* [Description of the task]
Your task is to transcribe all the entries exactly, excluding pictures.

[start]

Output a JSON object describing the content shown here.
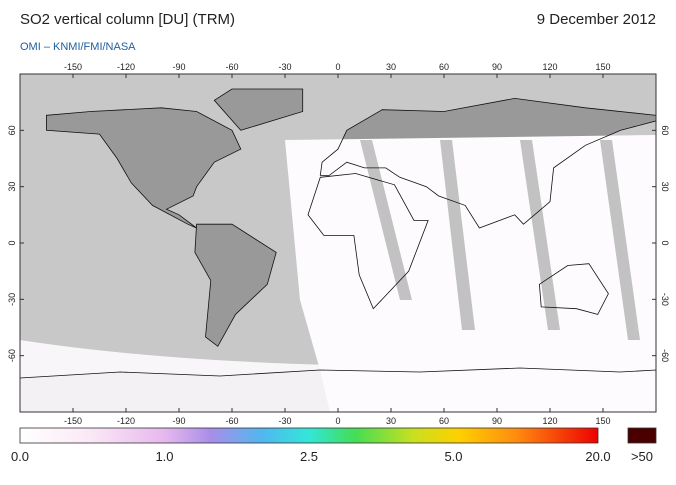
{
  "header": {
    "title": "SO2 vertical column [DU] (TRM)",
    "date": "9 December 2012",
    "subtitle": "OMI  –  KNMI/FMI/NASA"
  },
  "map": {
    "lon_ticks": [
      -150,
      -120,
      -90,
      -60,
      -30,
      0,
      30,
      60,
      90,
      120,
      150
    ],
    "lat_ticks": [
      60,
      30,
      0,
      -30,
      -60
    ],
    "lonlim": [
      -180,
      180
    ],
    "latlim": [
      90,
      -90
    ]
  },
  "colorbar": {
    "labels": [
      "0.0",
      "1.0",
      "2.5",
      "5.0",
      "20.0"
    ],
    "overflow_label": ">50"
  }
}
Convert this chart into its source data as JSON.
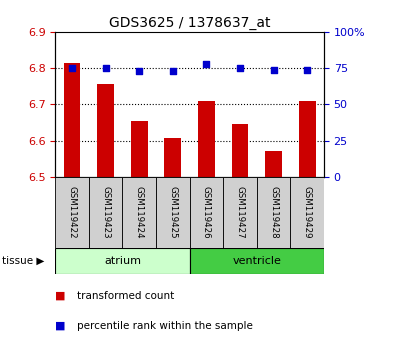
{
  "title": "GDS3625 / 1378637_at",
  "samples": [
    "GSM119422",
    "GSM119423",
    "GSM119424",
    "GSM119425",
    "GSM119426",
    "GSM119427",
    "GSM119428",
    "GSM119429"
  ],
  "red_values": [
    6.815,
    6.755,
    6.655,
    6.607,
    6.71,
    6.645,
    6.573,
    6.71
  ],
  "blue_values": [
    75,
    75,
    73,
    73,
    78,
    75,
    74,
    74
  ],
  "ylim_left": [
    6.5,
    6.9
  ],
  "ylim_right": [
    0,
    100
  ],
  "yticks_left": [
    6.5,
    6.6,
    6.7,
    6.8,
    6.9
  ],
  "yticks_right": [
    0,
    25,
    50,
    75,
    100
  ],
  "ytick_labels_right": [
    "0",
    "25",
    "50",
    "75",
    "100%"
  ],
  "bar_color": "#cc0000",
  "dot_color": "#0000cc",
  "bar_width": 0.5,
  "tick_color_left": "#cc0000",
  "tick_color_right": "#0000cc",
  "atrium_color": "#ccffcc",
  "ventricle_color": "#44cc44",
  "sample_box_color": "#d0d0d0",
  "tissue_groups": [
    {
      "label": "atrium",
      "start": 0,
      "end": 4
    },
    {
      "label": "ventricle",
      "start": 4,
      "end": 8
    }
  ],
  "legend_items": [
    {
      "label": "transformed count",
      "color": "#cc0000"
    },
    {
      "label": "percentile rank within the sample",
      "color": "#0000cc"
    }
  ]
}
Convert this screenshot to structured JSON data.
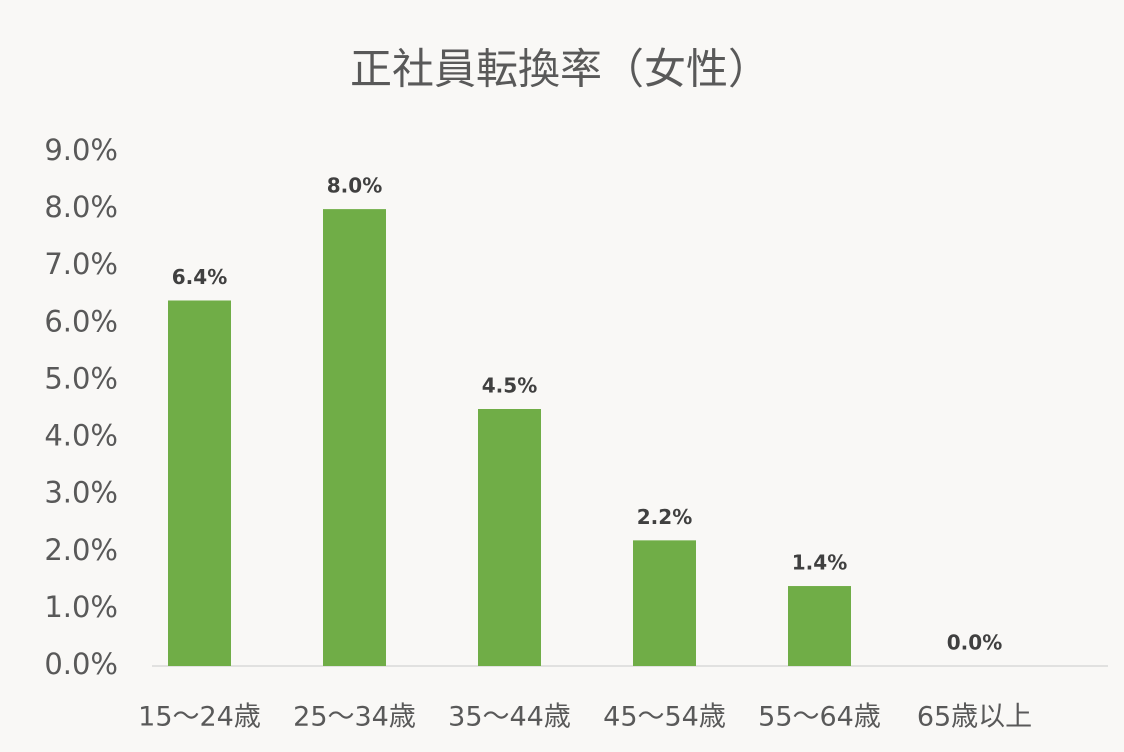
{
  "chart_data": {
    "type": "bar",
    "title": "正社員転換率（女性）",
    "categories": [
      "15〜24歳",
      "25〜34歳",
      "35〜44歳",
      "45〜54歳",
      "55〜64歳",
      "65歳以上"
    ],
    "values": [
      6.4,
      8.0,
      4.5,
      2.2,
      1.4,
      0.0
    ],
    "value_labels": [
      "6.4%",
      "8.0%",
      "4.5%",
      "2.2%",
      "1.4%",
      "0.0%"
    ],
    "color": "#70ad47",
    "ylim": [
      0,
      9
    ],
    "yticks": [
      {
        "value": 0,
        "label": "0.0%"
      },
      {
        "value": 1,
        "label": "1.0%"
      },
      {
        "value": 2,
        "label": "2.0%"
      },
      {
        "value": 3,
        "label": "3.0%"
      },
      {
        "value": 4,
        "label": "4.0%"
      },
      {
        "value": 5,
        "label": "5.0%"
      },
      {
        "value": 6,
        "label": "6.0%"
      },
      {
        "value": 7,
        "label": "7.0%"
      },
      {
        "value": 8,
        "label": "8.0%"
      },
      {
        "value": 9,
        "label": "9.0%"
      }
    ],
    "grid": false
  }
}
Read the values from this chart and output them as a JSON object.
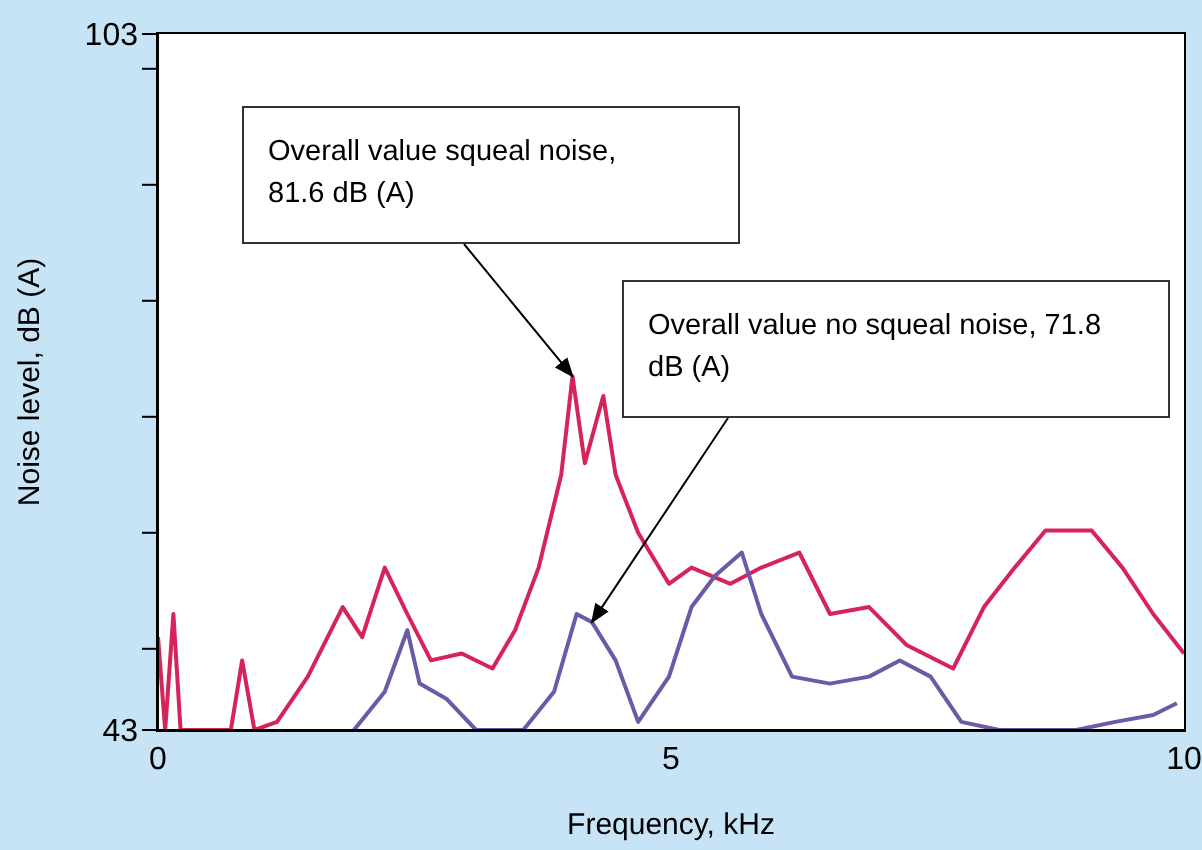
{
  "chart_data": {
    "type": "line",
    "xlabel": "Frequency, kHz",
    "ylabel": "Noise level, dB (A)",
    "xlim": [
      0,
      10
    ],
    "xticks": [
      0,
      5,
      10
    ],
    "ylim": [
      43,
      103
    ],
    "yticks": [
      43,
      {
        "value": 50,
        "label": null
      },
      {
        "value": 60,
        "label": null
      },
      {
        "value": 70,
        "label": null
      },
      {
        "value": 80,
        "label": null
      },
      {
        "value": 90,
        "label": null
      },
      {
        "value": 100,
        "label": null
      },
      103
    ],
    "grid": false,
    "legend": false,
    "marker": "none",
    "line_style": "solid",
    "series": [
      {
        "color": "#d6245a",
        "x": [
          0,
          0.07,
          0.15,
          0.22,
          0.71,
          0.82,
          0.94,
          1.16,
          1.46,
          1.8,
          1.99,
          2.21,
          2.43,
          2.66,
          2.96,
          3.26,
          3.48,
          3.71,
          3.93,
          4.04,
          4.16,
          4.34,
          4.46,
          4.68,
          4.98,
          5.2,
          5.58,
          5.88,
          6.25,
          6.55,
          6.93,
          7.3,
          7.75,
          8.05,
          8.35,
          8.65,
          9.1,
          9.4,
          9.7,
          10
        ],
        "values": [
          51,
          43,
          53,
          43,
          43,
          49,
          43,
          43.7,
          47.6,
          53.6,
          51,
          57,
          53,
          49,
          49.6,
          48.3,
          51.6,
          57,
          65,
          73.5,
          66,
          71.8,
          65,
          60,
          55.6,
          57,
          55.6,
          57,
          58.3,
          53,
          53.6,
          50.3,
          48.3,
          53.6,
          57,
          60.2,
          60.2,
          57,
          53,
          49.6
        ]
      },
      {
        "color": "#6a5aa8",
        "x": [
          1.91,
          2.21,
          2.43,
          2.55,
          2.81,
          3.1,
          3.56,
          3.86,
          4.08,
          4.23,
          4.46,
          4.68,
          4.98,
          5.2,
          5.43,
          5.69,
          5.88,
          6.18,
          6.55,
          6.93,
          7.23,
          7.53,
          7.83,
          8.2,
          8.95,
          9.33,
          9.7,
          9.93
        ],
        "values": [
          43,
          46.3,
          51.6,
          47,
          45.7,
          43,
          43,
          46.3,
          53,
          52.3,
          49,
          43.7,
          47.6,
          53.6,
          56.3,
          58.3,
          53,
          47.6,
          47,
          47.6,
          49,
          47.6,
          43.7,
          43,
          43,
          43.7,
          44.3,
          45.3
        ]
      }
    ],
    "annotations": [
      {
        "text": "Overall value squeal noise, 81.6 dB (A)",
        "x": 4.04,
        "y": 73.5
      },
      {
        "text": "Overall value no squeal noise, 71.8 dB (A)",
        "x": 4.23,
        "y": 52.3
      }
    ]
  }
}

[end]

* [Response to this exercise]
Output a JSON object describing the content shown here.
{
  "header": {
    "title": "SO2 vertical column [DU] (TRM)",
    "date": "9 December 2012",
    "subtitle": "OMI  –  KNMI/FMI/NASA"
  },
  "map": {
    "lon_ticks": [
      -150,
      -120,
      -90,
      -60,
      -30,
      0,
      30,
      60,
      90,
      120,
      150
    ],
    "lat_ticks": [
      60,
      30,
      0,
      -30,
      -60
    ],
    "lonlim": [
      -180,
      180
    ],
    "latlim": [
      90,
      -90
    ]
  },
  "colorbar": {
    "labels": [
      "0.0",
      "1.0",
      "2.5",
      "5.0",
      "20.0"
    ],
    "overflow_label": ">50"
  }
}
Convert this chart into its source data as JSON.
{
  "title": "GDS3625 / 1378637_at",
  "samples": [
    "GSM119422",
    "GSM119423",
    "GSM119424",
    "GSM119425",
    "GSM119426",
    "GSM119427",
    "GSM119428",
    "GSM119429"
  ],
  "red_values": [
    6.815,
    6.755,
    6.655,
    6.607,
    6.71,
    6.645,
    6.573,
    6.71
  ],
  "blue_values": [
    75,
    75,
    73,
    73,
    78,
    75,
    74,
    74
  ],
  "ylim_left": [
    6.5,
    6.9
  ],
  "ylim_right": [
    0,
    100
  ],
  "yticks_left": [
    6.5,
    6.6,
    6.7,
    6.8,
    6.9
  ],
  "yticks_right": [
    0,
    25,
    50,
    75,
    100
  ],
  "ytick_labels_right": [
    "0",
    "25",
    "50",
    "75",
    "100%"
  ],
  "bar_color": "#cc0000",
  "dot_color": "#0000cc",
  "bar_width": 0.5,
  "tick_color_left": "#cc0000",
  "tick_color_right": "#0000cc",
  "atrium_color": "#ccffcc",
  "ventricle_color": "#44cc44",
  "sample_box_color": "#d0d0d0",
  "tissue_groups": [
    {
      "label": "atrium",
      "start": 0,
      "end": 4
    },
    {
      "label": "ventricle",
      "start": 4,
      "end": 8
    }
  ],
  "legend_items": [
    {
      "label": "transformed count",
      "color": "#cc0000"
    },
    {
      "label": "percentile rank within the sample",
      "color": "#0000cc"
    }
  ]
}
Convert this screenshot to structured JSON data.
{
  "chart_data": {
    "type": "bar",
    "title": "正社員転換率（女性）",
    "categories": [
      "15〜24歳",
      "25〜34歳",
      "35〜44歳",
      "45〜54歳",
      "55〜64歳",
      "65歳以上"
    ],
    "values": [
      6.4,
      8.0,
      4.5,
      2.2,
      1.4,
      0.0
    ],
    "value_labels": [
      "6.4%",
      "8.0%",
      "4.5%",
      "2.2%",
      "1.4%",
      "0.0%"
    ],
    "color": "#70ad47",
    "ylim": [
      0,
      9
    ],
    "yticks": [
      {
        "value": 0,
        "label": "0.0%"
      },
      {
        "value": 1,
        "label": "1.0%"
      },
      {
        "value": 2,
        "label": "2.0%"
      },
      {
        "value": 3,
        "label": "3.0%"
      },
      {
        "value": 4,
        "label": "4.0%"
      },
      {
        "value": 5,
        "label": "5.0%"
      },
      {
        "value": 6,
        "label": "6.0%"
      },
      {
        "value": 7,
        "label": "7.0%"
      },
      {
        "value": 8,
        "label": "8.0%"
      },
      {
        "value": 9,
        "label": "9.0%"
      }
    ],
    "grid": false
  }
}
Read the values from this chart and output them as a JSON object.
{
  "chart_data": {
    "type": "line",
    "xlabel": "Frequency, kHz",
    "ylabel": "Noise level, dB (A)",
    "xlim": [
      0,
      10
    ],
    "xticks": [
      0,
      5,
      10
    ],
    "ylim": [
      43,
      103
    ],
    "yticks": [
      43,
      {
        "value": 50,
        "label": null
      },
      {
        "value": 60,
        "label": null
      },
      {
        "value": 70,
        "label": null
      },
      {
        "value": 80,
        "label": null
      },
      {
        "value": 90,
        "label": null
      },
      {
        "value": 100,
        "label": null
      },
      103
    ],
    "grid": false,
    "legend": false,
    "marker": "none",
    "line_style": "solid",
    "series": [
      {
        "color": "#d6245a",
        "x": [
          0,
          0.07,
          0.15,
          0.22,
          0.71,
          0.82,
          0.94,
          1.16,
          1.46,
          1.8,
          1.99,
          2.21,
          2.43,
          2.66,
          2.96,
          3.26,
          3.48,
          3.71,
          3.93,
          4.04,
          4.16,
          4.34,
          4.46,
          4.68,
          4.98,
          5.2,
          5.58,
          5.88,
          6.25,
          6.55,
          6.93,
          7.3,
          7.75,
          8.05,
          8.35,
          8.65,
          9.1,
          9.4,
          9.7,
          10
        ],
        "values": [
          51,
          43,
          53,
          43,
          43,
          49,
          43,
          43.7,
          47.6,
          53.6,
          51,
          57,
          53,
          49,
          49.6,
          48.3,
          51.6,
          57,
          65,
          73.5,
          66,
          71.8,
          65,
          60,
          55.6,
          57,
          55.6,
          57,
          58.3,
          53,
          53.6,
          50.3,
          48.3,
          53.6,
          57,
          60.2,
          60.2,
          57,
          53,
          49.6
        ]
      },
      {
        "color": "#6a5aa8",
        "x": [
          1.91,
          2.21,
          2.43,
          2.55,
          2.81,
          3.1,
          3.56,
          3.86,
          4.08,
          4.23,
          4.46,
          4.68,
          4.98,
          5.2,
          5.43,
          5.69,
          5.88,
          6.18,
          6.55,
          6.93,
          7.23,
          7.53,
          7.83,
          8.2,
          8.95,
          9.33,
          9.7,
          9.93
        ],
        "values": [
          43,
          46.3,
          51.6,
          47,
          45.7,
          43,
          43,
          46.3,
          53,
          52.3,
          49,
          43.7,
          47.6,
          53.6,
          56.3,
          58.3,
          53,
          47.6,
          47,
          47.6,
          49,
          47.6,
          43.7,
          43,
          43,
          43.7,
          44.3,
          45.3
        ]
      }
    ],
    "annotations": [
      {
        "text": "Overall value squeal noise, 81.6 dB (A)",
        "x": 4.04,
        "y": 73.5
      },
      {
        "text": "Overall value no squeal noise, 71.8 dB (A)",
        "x": 4.23,
        "y": 52.3
      }
    ]
  }
}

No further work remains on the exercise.